===== Material provided =====

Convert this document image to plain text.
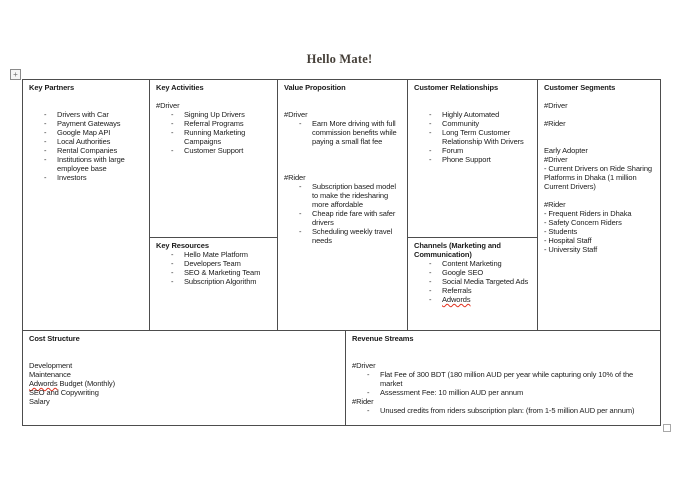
Hello Mate!
+
Key Partners
-	Drivers with Car
-	Payment Gateways
-	Google Map API
-	Local Authorities
-	Rental Companies
-	Institutions with large employee base
-	Investors
Key Activities
#Driver
-	Signing Up Drivers
-	Referral Programs
-	Running Marketing Campaigns
-	Customer Support
Key Resources
-	Hello Mate Platform
-	Developers Team
-	SEO & Marketing Team
-	Subscription Algorithm
Value Proposition
#Driver
-	Earn More driving with full commission benefits while paying a small flat fee
#Rider
-	Subscription based model to make the ridesharing more affordable
-	Cheap ride fare with safer drivers
-	Scheduling weekly travel needs
Customer Relationships
-	Highly Automated
-	Community
-	Long Term Customer Relationship With Drivers
-	Forum
-	Phone Support
Channels (Marketing and Communication)
-	Content Marketing
-	Google SEO
-	Social Media Targeted Ads
-	Referrals
-	Adwords
Customer Segments
#Driver
#Rider
Early Adopter
#Driver
- Current Drivers on Ride Sharing Platforms in Dhaka (1 million Current Drivers)
#Rider
- Frequent Riders in Dhaka
- Safety Concern Riders
- Students
- Hospital Staff
- University Staff
Cost Structure
Development
Maintenance
Adwords Budget (Monthly)
SEO and Copywriting
Salary
Revenue Streams
#Driver
-	Flat Fee of 300 BDT (180 million AUD per year while capturing only 10% of the market
-	Assessment Fee: 10 million AUD per annum
#Rider
-	Unused credits from riders subscription plan: (from 1-5 million AUD per annum)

=====

**Work to do**
Exclude the images, then output the data above word for word.

**Result of the task**
Convert this document image to plain text.
Hello Mate!
+
Key Partners
-	Drivers with Car
-	Payment Gateways
-	Google Map API
-	Local Authorities
-	Rental Companies
-	Institutions with large employee base
-	Investors
Key Activities
#Driver
-	Signing Up Drivers
-	Referral Programs
-	Running Marketing Campaigns
-	Customer Support
Key Resources
-	Hello Mate Platform
-	Developers Team
-	SEO & Marketing Team
-	Subscription Algorithm
Value Proposition
#Driver
-	Earn More driving with full commission benefits while paying a small flat fee
#Rider
-	Subscription based model to make the ridesharing more affordable
-	Cheap ride fare with safer drivers
-	Scheduling weekly travel needs
Customer Relationships
-	Highly Automated
-	Community
-	Long Term Customer Relationship With Drivers
-	Forum
-	Phone Support
Channels (Marketing and Communication)
-	Content Marketing
-	Google SEO
-	Social Media Targeted Ads
-	Referrals
-	Adwords
Customer Segments
#Driver
#Rider
Early Adopter
#Driver
- Current Drivers on Ride Sharing Platforms in Dhaka (1 million Current Drivers)
#Rider
- Frequent Riders in Dhaka
- Safety Concern Riders
- Students
- Hospital Staff
- University Staff
Cost Structure
Development
Maintenance
Adwords Budget (Monthly)
SEO and Copywriting
Salary
Revenue Streams
#Driver
-	Flat Fee of 300 BDT (180 million AUD per year while capturing only 10% of the market
-	Assessment Fee: 10 million AUD per annum
#Rider
-	Unused credits from riders subscription plan: (from 1-5 million AUD per annum)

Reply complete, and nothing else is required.